begin

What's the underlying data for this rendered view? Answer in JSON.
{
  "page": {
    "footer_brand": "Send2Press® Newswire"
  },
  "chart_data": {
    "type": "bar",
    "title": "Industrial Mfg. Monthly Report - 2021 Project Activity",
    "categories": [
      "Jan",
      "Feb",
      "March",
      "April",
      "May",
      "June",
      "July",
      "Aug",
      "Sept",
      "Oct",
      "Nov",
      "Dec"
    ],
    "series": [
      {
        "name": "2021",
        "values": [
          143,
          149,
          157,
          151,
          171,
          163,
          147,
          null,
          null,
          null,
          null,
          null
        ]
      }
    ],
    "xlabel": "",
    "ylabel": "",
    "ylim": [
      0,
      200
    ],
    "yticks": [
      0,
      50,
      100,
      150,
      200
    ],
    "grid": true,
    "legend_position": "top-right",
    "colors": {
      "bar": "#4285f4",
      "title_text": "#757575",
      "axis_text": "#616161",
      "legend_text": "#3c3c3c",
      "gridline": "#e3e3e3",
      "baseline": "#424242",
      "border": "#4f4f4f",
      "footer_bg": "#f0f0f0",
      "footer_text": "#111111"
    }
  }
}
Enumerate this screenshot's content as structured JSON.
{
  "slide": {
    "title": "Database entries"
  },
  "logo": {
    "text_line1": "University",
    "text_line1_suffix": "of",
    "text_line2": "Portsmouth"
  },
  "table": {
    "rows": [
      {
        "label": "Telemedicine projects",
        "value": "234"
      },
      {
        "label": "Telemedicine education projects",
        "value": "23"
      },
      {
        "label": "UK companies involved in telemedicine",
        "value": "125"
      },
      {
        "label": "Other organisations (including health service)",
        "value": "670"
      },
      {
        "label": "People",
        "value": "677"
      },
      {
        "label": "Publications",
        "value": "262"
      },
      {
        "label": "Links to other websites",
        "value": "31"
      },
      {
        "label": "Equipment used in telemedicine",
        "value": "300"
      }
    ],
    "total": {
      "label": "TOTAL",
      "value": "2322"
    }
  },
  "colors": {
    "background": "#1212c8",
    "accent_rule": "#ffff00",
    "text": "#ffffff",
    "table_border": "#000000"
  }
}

end

**TASK INSTRUCTIONS**
Give back the whole listing, word for word.

**EXERCISE SOLUTION**
What's the underlying data for this rendered view? Answer in JSON.
{
  "page": {
    "footer_brand": "Send2Press® Newswire"
  },
  "chart_data": {
    "type": "bar",
    "title": "Industrial Mfg. Monthly Report - 2021 Project Activity",
    "categories": [
      "Jan",
      "Feb",
      "March",
      "April",
      "May",
      "June",
      "July",
      "Aug",
      "Sept",
      "Oct",
      "Nov",
      "Dec"
    ],
    "series": [
      {
        "name": "2021",
        "values": [
          143,
          149,
          157,
          151,
          171,
          163,
          147,
          null,
          null,
          null,
          null,
          null
        ]
      }
    ],
    "xlabel": "",
    "ylabel": "",
    "ylim": [
      0,
      200
    ],
    "yticks": [
      0,
      50,
      100,
      150,
      200
    ],
    "grid": true,
    "legend_position": "top-right",
    "colors": {
      "bar": "#4285f4",
      "title_text": "#757575",
      "axis_text": "#616161",
      "legend_text": "#3c3c3c",
      "gridline": "#e3e3e3",
      "baseline": "#424242",
      "border": "#4f4f4f",
      "footer_bg": "#f0f0f0",
      "footer_text": "#111111"
    }
  }
}
Enumerate this screenshot's content as structured JSON.
{
  "slide": {
    "title": "Database entries"
  },
  "logo": {
    "text_line1": "University",
    "text_line1_suffix": "of",
    "text_line2": "Portsmouth"
  },
  "table": {
    "rows": [
      {
        "label": "Telemedicine projects",
        "value": "234"
      },
      {
        "label": "Telemedicine education projects",
        "value": "23"
      },
      {
        "label": "UK companies involved in telemedicine",
        "value": "125"
      },
      {
        "label": "Other organisations (including health service)",
        "value": "670"
      },
      {
        "label": "People",
        "value": "677"
      },
      {
        "label": "Publications",
        "value": "262"
      },
      {
        "label": "Links to other websites",
        "value": "31"
      },
      {
        "label": "Equipment used in telemedicine",
        "value": "300"
      }
    ],
    "total": {
      "label": "TOTAL",
      "value": "2322"
    }
  },
  "colors": {
    "background": "#1212c8",
    "accent_rule": "#ffff00",
    "text": "#ffffff",
    "table_border": "#000000"
  }
}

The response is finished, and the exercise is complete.